• _What you are asked to do_: Copy every line of the records below verbatim, keeping each character and the line order unchanged.

• _Available data_:
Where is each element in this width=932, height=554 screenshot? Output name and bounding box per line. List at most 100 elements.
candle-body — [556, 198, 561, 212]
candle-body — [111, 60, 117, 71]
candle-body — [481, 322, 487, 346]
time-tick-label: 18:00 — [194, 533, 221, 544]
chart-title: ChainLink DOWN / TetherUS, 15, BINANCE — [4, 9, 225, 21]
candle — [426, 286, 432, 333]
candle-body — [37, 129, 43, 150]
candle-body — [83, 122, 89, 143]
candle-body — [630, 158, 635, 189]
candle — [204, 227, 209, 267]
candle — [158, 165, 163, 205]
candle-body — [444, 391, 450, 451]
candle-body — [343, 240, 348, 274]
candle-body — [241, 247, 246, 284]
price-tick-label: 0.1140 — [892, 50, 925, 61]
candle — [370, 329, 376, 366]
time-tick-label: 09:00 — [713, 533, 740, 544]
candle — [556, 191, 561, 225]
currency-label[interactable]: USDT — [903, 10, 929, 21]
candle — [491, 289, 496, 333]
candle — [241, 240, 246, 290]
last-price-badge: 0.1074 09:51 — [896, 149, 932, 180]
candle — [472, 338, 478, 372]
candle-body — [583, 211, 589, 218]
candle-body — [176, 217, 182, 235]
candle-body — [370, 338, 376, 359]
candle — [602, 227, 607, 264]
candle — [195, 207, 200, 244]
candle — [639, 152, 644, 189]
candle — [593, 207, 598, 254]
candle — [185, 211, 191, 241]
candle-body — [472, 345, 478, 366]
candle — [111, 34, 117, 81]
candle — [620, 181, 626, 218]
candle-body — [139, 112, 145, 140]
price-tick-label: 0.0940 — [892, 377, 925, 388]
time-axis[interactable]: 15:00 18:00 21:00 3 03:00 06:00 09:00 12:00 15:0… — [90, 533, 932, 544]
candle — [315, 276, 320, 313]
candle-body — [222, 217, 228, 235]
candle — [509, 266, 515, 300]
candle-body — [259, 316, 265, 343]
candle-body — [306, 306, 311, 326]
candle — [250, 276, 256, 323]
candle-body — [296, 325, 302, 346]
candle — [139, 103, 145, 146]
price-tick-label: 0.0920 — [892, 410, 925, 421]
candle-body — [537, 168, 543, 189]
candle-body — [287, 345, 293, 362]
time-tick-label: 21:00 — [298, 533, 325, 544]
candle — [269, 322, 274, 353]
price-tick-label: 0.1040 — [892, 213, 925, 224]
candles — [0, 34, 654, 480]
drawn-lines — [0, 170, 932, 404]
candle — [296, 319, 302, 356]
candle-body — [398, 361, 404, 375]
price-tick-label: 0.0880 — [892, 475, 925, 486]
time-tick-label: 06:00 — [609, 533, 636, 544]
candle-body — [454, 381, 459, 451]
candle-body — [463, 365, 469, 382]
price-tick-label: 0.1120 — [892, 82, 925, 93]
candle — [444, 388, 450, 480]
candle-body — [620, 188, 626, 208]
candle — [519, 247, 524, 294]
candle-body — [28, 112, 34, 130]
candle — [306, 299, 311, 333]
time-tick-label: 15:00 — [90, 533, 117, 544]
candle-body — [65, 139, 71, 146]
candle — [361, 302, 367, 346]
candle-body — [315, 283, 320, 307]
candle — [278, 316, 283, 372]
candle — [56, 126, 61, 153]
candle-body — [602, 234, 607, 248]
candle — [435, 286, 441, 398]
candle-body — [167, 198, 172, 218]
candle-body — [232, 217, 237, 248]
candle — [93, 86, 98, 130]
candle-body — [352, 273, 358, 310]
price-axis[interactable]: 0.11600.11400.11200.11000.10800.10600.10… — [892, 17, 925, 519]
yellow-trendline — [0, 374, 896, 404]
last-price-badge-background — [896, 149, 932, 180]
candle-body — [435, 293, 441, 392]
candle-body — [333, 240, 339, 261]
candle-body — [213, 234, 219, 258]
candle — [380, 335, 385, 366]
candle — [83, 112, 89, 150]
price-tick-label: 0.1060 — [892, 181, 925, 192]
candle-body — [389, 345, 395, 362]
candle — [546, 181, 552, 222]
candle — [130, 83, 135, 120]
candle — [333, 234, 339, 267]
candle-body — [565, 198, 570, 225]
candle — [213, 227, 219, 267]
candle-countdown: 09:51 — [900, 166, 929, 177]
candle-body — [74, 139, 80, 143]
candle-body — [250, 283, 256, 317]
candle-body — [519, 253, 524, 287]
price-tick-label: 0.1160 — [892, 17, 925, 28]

• _Response for this exercise_:
Where is each element in this width=932, height=554 screenshot? Output name and bounding box per line. List at most 100 elements.
candle-body — [556, 198, 561, 212]
candle-body — [111, 60, 117, 71]
candle-body — [481, 322, 487, 346]
time-tick-label: 18:00 — [194, 533, 221, 544]
chart-title: ChainLink DOWN / TetherUS, 15, BINANCE — [4, 9, 225, 21]
candle — [426, 286, 432, 333]
candle-body — [37, 129, 43, 150]
candle-body — [83, 122, 89, 143]
candle-body — [630, 158, 635, 189]
candle — [204, 227, 209, 267]
candle — [158, 165, 163, 205]
candle-body — [444, 391, 450, 451]
candle-body — [343, 240, 348, 274]
candle-body — [241, 247, 246, 284]
price-tick-label: 0.1140 — [892, 50, 925, 61]
candle — [370, 329, 376, 366]
time-tick-label: 09:00 — [713, 533, 740, 544]
candle — [556, 191, 561, 225]
currency-label[interactable]: USDT — [903, 10, 929, 21]
candle — [491, 289, 496, 333]
candle — [241, 240, 246, 290]
last-price-badge: 0.1074 09:51 — [896, 149, 932, 180]
candle — [472, 338, 478, 372]
candle-body — [583, 211, 589, 218]
candle-body — [176, 217, 182, 235]
candle-body — [370, 338, 376, 359]
candle — [602, 227, 607, 264]
candle — [195, 207, 200, 244]
candle — [639, 152, 644, 189]
candle — [593, 207, 598, 254]
candle — [185, 211, 191, 241]
candle-body — [472, 345, 478, 366]
candle — [111, 34, 117, 81]
candle — [620, 181, 626, 218]
candle-body — [139, 112, 145, 140]
price-tick-label: 0.0940 — [892, 377, 925, 388]
time-axis[interactable]: 15:00 18:00 21:00 3 03:00 06:00 09:00 12:00 15:0… — [90, 533, 932, 544]
candle — [315, 276, 320, 313]
candle-body — [222, 217, 228, 235]
candle — [509, 266, 515, 300]
candle-body — [259, 316, 265, 343]
candle-body — [306, 306, 311, 326]
candle — [250, 276, 256, 323]
candle-body — [296, 325, 302, 346]
candle — [139, 103, 145, 146]
price-tick-label: 0.0920 — [892, 410, 925, 421]
candle-body — [537, 168, 543, 189]
candle-body — [287, 345, 293, 362]
time-tick-label: 21:00 — [298, 533, 325, 544]
candle — [269, 322, 274, 353]
price-tick-label: 0.1040 — [892, 213, 925, 224]
candles — [0, 34, 654, 480]
drawn-lines — [0, 170, 932, 404]
candle — [296, 319, 302, 356]
candle-body — [398, 361, 404, 375]
price-tick-label: 0.0880 — [892, 475, 925, 486]
time-tick-label: 06:00 — [609, 533, 636, 544]
candle-body — [454, 381, 459, 451]
candle-body — [463, 365, 469, 382]
price-tick-label: 0.1120 — [892, 82, 925, 93]
candle — [444, 388, 450, 480]
candle-body — [620, 188, 626, 208]
candle — [519, 247, 524, 294]
candle-body — [28, 112, 34, 130]
candle — [306, 299, 311, 333]
time-tick-label: 15:00 — [90, 533, 117, 544]
candle-body — [65, 139, 71, 146]
candle — [361, 302, 367, 346]
candle-body — [315, 283, 320, 307]
candle — [278, 316, 283, 372]
candle — [56, 126, 61, 153]
candle-body — [602, 234, 607, 248]
candle — [435, 286, 441, 398]
candle-body — [167, 198, 172, 218]
candle-body — [232, 217, 237, 248]
candle — [93, 86, 98, 130]
candle-body — [352, 273, 358, 310]
price-axis[interactable]: 0.11600.11400.11200.11000.10800.10600.10… — [892, 17, 925, 519]
yellow-trendline — [0, 374, 896, 404]
last-price-badge-background — [896, 149, 932, 180]
candle-body — [435, 293, 441, 392]
candle-body — [333, 240, 339, 261]
candle-body — [213, 234, 219, 258]
candle — [380, 335, 385, 366]
candle — [83, 112, 89, 150]
price-tick-label: 0.1060 — [892, 181, 925, 192]
candle-body — [389, 345, 395, 362]
candle — [546, 181, 552, 222]
candle — [130, 83, 135, 120]
candle — [333, 234, 339, 267]
candle-body — [565, 198, 570, 225]
candle — [213, 227, 219, 267]
candle-countdown: 09:51 — [900, 166, 929, 177]
candle-body — [74, 139, 80, 143]
candle-body — [250, 283, 256, 317]
candle-body — [519, 253, 524, 287]
price-tick-label: 0.1160 — [892, 17, 925, 28]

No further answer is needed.